GIVEN REQUEST —
How many lines in the records below contain the word "ylabel"? Answer with the number alone.

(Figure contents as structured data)
==============================

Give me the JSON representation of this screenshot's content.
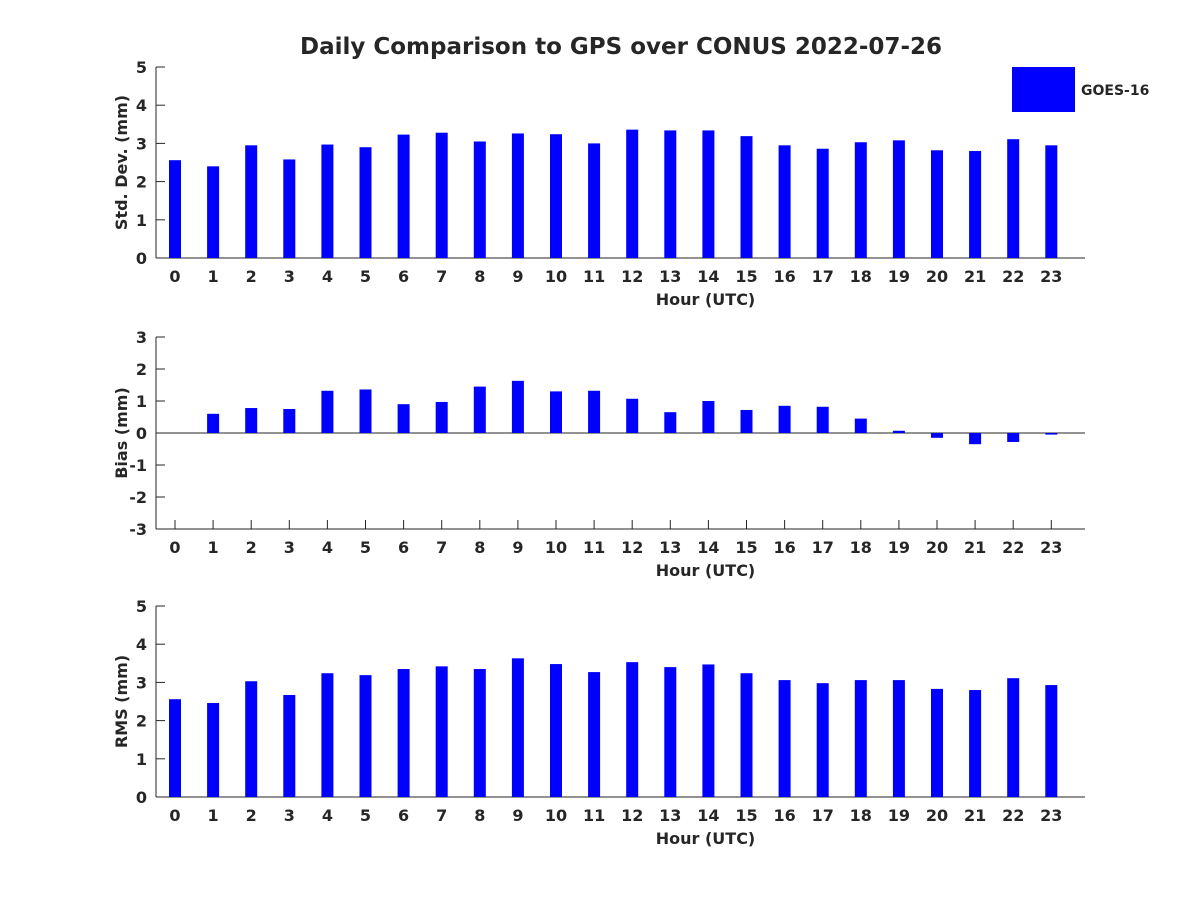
{
  "title": "Daily Comparison to GPS over CONUS 2022-07-26",
  "legend": {
    "label": "GOES-16",
    "color": "#0000ff"
  },
  "chart_data": [
    {
      "type": "bar",
      "ylabel": "Std. Dev. (mm)",
      "xlabel": "Hour (UTC)",
      "ylim": [
        0,
        5
      ],
      "yticks": [
        0,
        1,
        2,
        3,
        4,
        5
      ],
      "xlim": [
        -0.5,
        23.9
      ],
      "categories": [
        0,
        1,
        2,
        3,
        4,
        5,
        6,
        7,
        8,
        9,
        10,
        11,
        12,
        13,
        14,
        15,
        16,
        17,
        18,
        19,
        20,
        21,
        22,
        23
      ],
      "series": [
        {
          "name": "GOES-16",
          "color": "#0000ff",
          "values": [
            2.56,
            2.4,
            2.95,
            2.58,
            2.97,
            2.9,
            3.23,
            3.28,
            3.05,
            3.26,
            3.24,
            3.0,
            3.36,
            3.34,
            3.34,
            3.19,
            2.95,
            2.86,
            3.03,
            3.08,
            2.82,
            2.8,
            3.11,
            2.95
          ]
        }
      ]
    },
    {
      "type": "bar",
      "ylabel": "Bias (mm)",
      "xlabel": "Hour (UTC)",
      "ylim": [
        -3,
        3
      ],
      "yticks": [
        -3,
        -2,
        -1,
        0,
        1,
        2,
        3
      ],
      "xlim": [
        -0.5,
        23.9
      ],
      "categories": [
        0,
        1,
        2,
        3,
        4,
        5,
        6,
        7,
        8,
        9,
        10,
        11,
        12,
        13,
        14,
        15,
        16,
        17,
        18,
        19,
        20,
        21,
        22,
        23
      ],
      "series": [
        {
          "name": "GOES-16",
          "color": "#0000ff",
          "values": [
            0.0,
            0.6,
            0.78,
            0.75,
            1.32,
            1.36,
            0.9,
            0.97,
            1.45,
            1.63,
            1.3,
            1.32,
            1.07,
            0.65,
            1.0,
            0.72,
            0.85,
            0.82,
            0.45,
            0.07,
            -0.15,
            -0.35,
            -0.28,
            -0.05
          ]
        }
      ]
    },
    {
      "type": "bar",
      "ylabel": "RMS (mm)",
      "xlabel": "Hour (UTC)",
      "ylim": [
        0,
        5
      ],
      "yticks": [
        0,
        1,
        2,
        3,
        4,
        5
      ],
      "xlim": [
        -0.5,
        23.9
      ],
      "categories": [
        0,
        1,
        2,
        3,
        4,
        5,
        6,
        7,
        8,
        9,
        10,
        11,
        12,
        13,
        14,
        15,
        16,
        17,
        18,
        19,
        20,
        21,
        22,
        23
      ],
      "series": [
        {
          "name": "GOES-16",
          "color": "#0000ff",
          "values": [
            2.56,
            2.46,
            3.03,
            2.67,
            3.24,
            3.19,
            3.35,
            3.42,
            3.35,
            3.63,
            3.48,
            3.27,
            3.53,
            3.4,
            3.47,
            3.24,
            3.06,
            2.98,
            3.06,
            3.06,
            2.83,
            2.8,
            3.11,
            2.93
          ]
        }
      ]
    }
  ]
}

==============================

SOLUTION —
3